-------- Source records

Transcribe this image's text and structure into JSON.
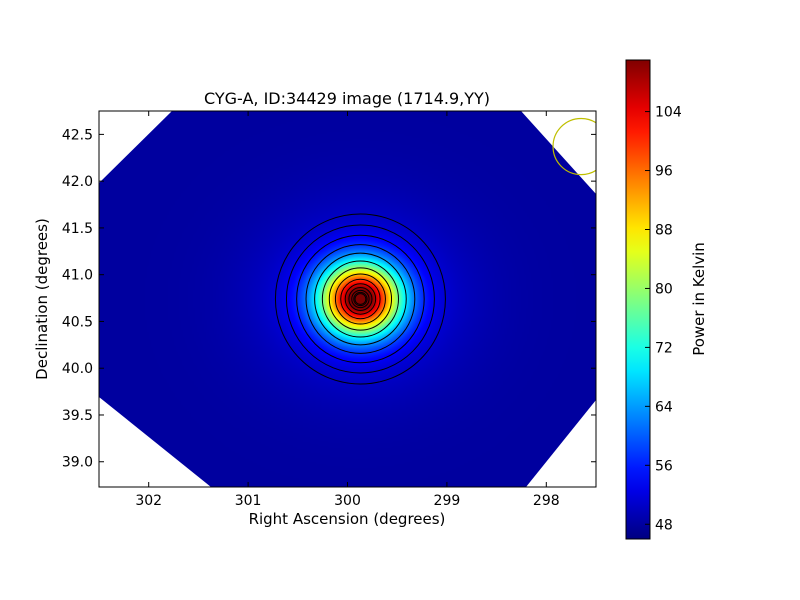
{
  "chart_data": {
    "type": "heatmap",
    "title": "CYG-A, ID:34429 image (1714.9,YY)",
    "xlabel": "Right Ascension (degrees)",
    "ylabel": "Declination (degrees)",
    "colorbar_label": "Power in Kelvin",
    "colormap": "jet",
    "xlim": [
      302.5,
      297.5
    ],
    "ylim": [
      38.73,
      42.75
    ],
    "x_ticks": [
      302,
      301,
      300,
      299,
      298
    ],
    "x_tick_labels": [
      "302",
      "301",
      "300",
      "299",
      "298"
    ],
    "y_ticks": [
      39.0,
      39.5,
      40.0,
      40.5,
      41.0,
      41.5,
      42.0,
      42.5
    ],
    "y_tick_labels": [
      "39.0",
      "39.5",
      "40.0",
      "40.5",
      "41.0",
      "41.5",
      "42.0",
      "42.5"
    ],
    "colorbar_range": [
      46,
      111
    ],
    "colorbar_ticks": [
      48,
      56,
      64,
      72,
      80,
      88,
      96,
      104
    ],
    "colorbar_tick_labels": [
      "48",
      "56",
      "64",
      "72",
      "80",
      "88",
      "96",
      "104"
    ],
    "source": {
      "ra": 299.87,
      "dec": 40.74,
      "peak_kelvin": 110,
      "background_kelvin": 48
    },
    "contour_count": 14,
    "beam_circle": {
      "ra": 297.65,
      "dec": 42.37,
      "radius_deg": 0.3,
      "color": "#bfbf00"
    },
    "grid": false
  }
}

----------------

Select every line in the records above that contains the word "degrees".

--- The output ---
    "xlabel": "Right Ascension (degrees)",
    "ylabel": "Declination (degrees)",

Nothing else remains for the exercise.